Records from a dataset:
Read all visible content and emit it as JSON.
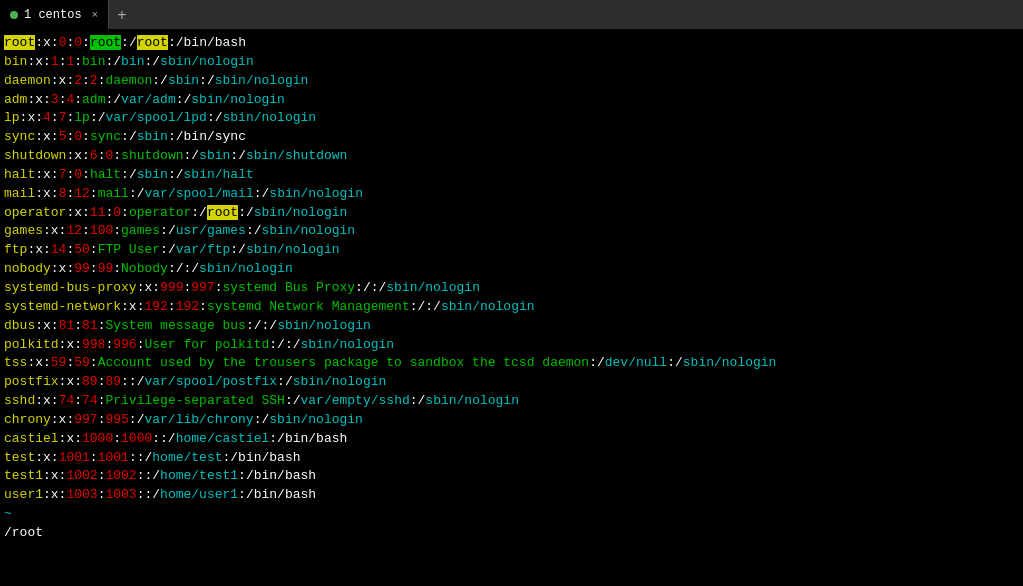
{
  "tab": {
    "label": "1 centos",
    "close": "×",
    "add": "+"
  },
  "terminal": {
    "lines": [
      {
        "id": "line1",
        "text": "root:x:0:0:root:/root:/bin/bash"
      },
      {
        "id": "line2",
        "text": "bin:x:1:1:bin:/bin:/sbin/nologin"
      },
      {
        "id": "line3",
        "text": "daemon:x:2:2:daemon:/sbin:/sbin/nologin"
      },
      {
        "id": "line4",
        "text": "adm:x:3:4:adm:/var/adm:/sbin/nologin"
      },
      {
        "id": "line5",
        "text": "lp:x:4:7:lp:/var/spool/lpd:/sbin/nologin"
      },
      {
        "id": "line6",
        "text": "sync:x:5:0:sync:/sbin:/bin/sync"
      },
      {
        "id": "line7",
        "text": "shutdown:x:6:0:shutdown:/sbin:/sbin/shutdown"
      },
      {
        "id": "line8",
        "text": "halt:x:7:0:halt:/sbin:/sbin/halt"
      },
      {
        "id": "line9",
        "text": "mail:x:8:12:mail:/var/spool/mail:/sbin/nologin"
      },
      {
        "id": "line10",
        "text": "operator:x:11:0:operator:/root:/sbin/nologin"
      },
      {
        "id": "line11",
        "text": "games:x:12:100:games:/usr/games:/sbin/nologin"
      },
      {
        "id": "line12",
        "text": "ftp:x:14:50:FTP User:/var/ftp:/sbin/nologin"
      },
      {
        "id": "line13",
        "text": "nobody:x:99:99:Nobody:/:/sbin/nologin"
      },
      {
        "id": "line14",
        "text": "systemd-bus-proxy:x:999:997:systemd Bus Proxy:/:/sbin/nologin"
      },
      {
        "id": "line15",
        "text": "systemd-network:x:192:192:systemd Network Management:/:/sbin/nologin"
      },
      {
        "id": "line16",
        "text": "dbus:x:81:81:System message bus:/:/sbin/nologin"
      },
      {
        "id": "line17",
        "text": "polkitd:x:998:996:User for polkitd:/:/sbin/nologin"
      },
      {
        "id": "line18",
        "text": "tss:x:59:59:Account used by the trousers package to sandbox the tcsd daemon:/dev/null:/sbin/nologin"
      },
      {
        "id": "line19",
        "text": "postfix:x:89:89::/var/spool/postfix:/sbin/nologin"
      },
      {
        "id": "line20",
        "text": "sshd:x:74:74:Privilege-separated SSH:/var/empty/sshd:/sbin/nologin"
      },
      {
        "id": "line21",
        "text": "chrony:x:997:995:/var/lib/chrony:/sbin/nologin"
      },
      {
        "id": "line22",
        "text": "castiel:x:1000:1000::/home/castiel:/bin/bash"
      },
      {
        "id": "line23",
        "text": "test:x:1001:1001::/home/test:/bin/bash"
      },
      {
        "id": "line24",
        "text": "test1:x:1002:1002::/home/test1:/bin/bash"
      },
      {
        "id": "line25",
        "text": "user1:x:1003:1003::/home/user1:/bin/bash"
      },
      {
        "id": "line26",
        "text": "~"
      },
      {
        "id": "line27",
        "text": "/root"
      }
    ]
  }
}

### Do this
Will you set down the records word for word while leaving out every picture?

### Exercise result
Read all visible content and emit it as JSON.
{
  "tab": {
    "label": "1 centos",
    "close": "×",
    "add": "+"
  },
  "terminal": {
    "lines": [
      {
        "id": "line1",
        "text": "root:x:0:0:root:/root:/bin/bash"
      },
      {
        "id": "line2",
        "text": "bin:x:1:1:bin:/bin:/sbin/nologin"
      },
      {
        "id": "line3",
        "text": "daemon:x:2:2:daemon:/sbin:/sbin/nologin"
      },
      {
        "id": "line4",
        "text": "adm:x:3:4:adm:/var/adm:/sbin/nologin"
      },
      {
        "id": "line5",
        "text": "lp:x:4:7:lp:/var/spool/lpd:/sbin/nologin"
      },
      {
        "id": "line6",
        "text": "sync:x:5:0:sync:/sbin:/bin/sync"
      },
      {
        "id": "line7",
        "text": "shutdown:x:6:0:shutdown:/sbin:/sbin/shutdown"
      },
      {
        "id": "line8",
        "text": "halt:x:7:0:halt:/sbin:/sbin/halt"
      },
      {
        "id": "line9",
        "text": "mail:x:8:12:mail:/var/spool/mail:/sbin/nologin"
      },
      {
        "id": "line10",
        "text": "operator:x:11:0:operator:/root:/sbin/nologin"
      },
      {
        "id": "line11",
        "text": "games:x:12:100:games:/usr/games:/sbin/nologin"
      },
      {
        "id": "line12",
        "text": "ftp:x:14:50:FTP User:/var/ftp:/sbin/nologin"
      },
      {
        "id": "line13",
        "text": "nobody:x:99:99:Nobody:/:/sbin/nologin"
      },
      {
        "id": "line14",
        "text": "systemd-bus-proxy:x:999:997:systemd Bus Proxy:/:/sbin/nologin"
      },
      {
        "id": "line15",
        "text": "systemd-network:x:192:192:systemd Network Management:/:/sbin/nologin"
      },
      {
        "id": "line16",
        "text": "dbus:x:81:81:System message bus:/:/sbin/nologin"
      },
      {
        "id": "line17",
        "text": "polkitd:x:998:996:User for polkitd:/:/sbin/nologin"
      },
      {
        "id": "line18",
        "text": "tss:x:59:59:Account used by the trousers package to sandbox the tcsd daemon:/dev/null:/sbin/nologin"
      },
      {
        "id": "line19",
        "text": "postfix:x:89:89::/var/spool/postfix:/sbin/nologin"
      },
      {
        "id": "line20",
        "text": "sshd:x:74:74:Privilege-separated SSH:/var/empty/sshd:/sbin/nologin"
      },
      {
        "id": "line21",
        "text": "chrony:x:997:995:/var/lib/chrony:/sbin/nologin"
      },
      {
        "id": "line22",
        "text": "castiel:x:1000:1000::/home/castiel:/bin/bash"
      },
      {
        "id": "line23",
        "text": "test:x:1001:1001::/home/test:/bin/bash"
      },
      {
        "id": "line24",
        "text": "test1:x:1002:1002::/home/test1:/bin/bash"
      },
      {
        "id": "line25",
        "text": "user1:x:1003:1003::/home/user1:/bin/bash"
      },
      {
        "id": "line26",
        "text": "~"
      },
      {
        "id": "line27",
        "text": "/root"
      }
    ]
  }
}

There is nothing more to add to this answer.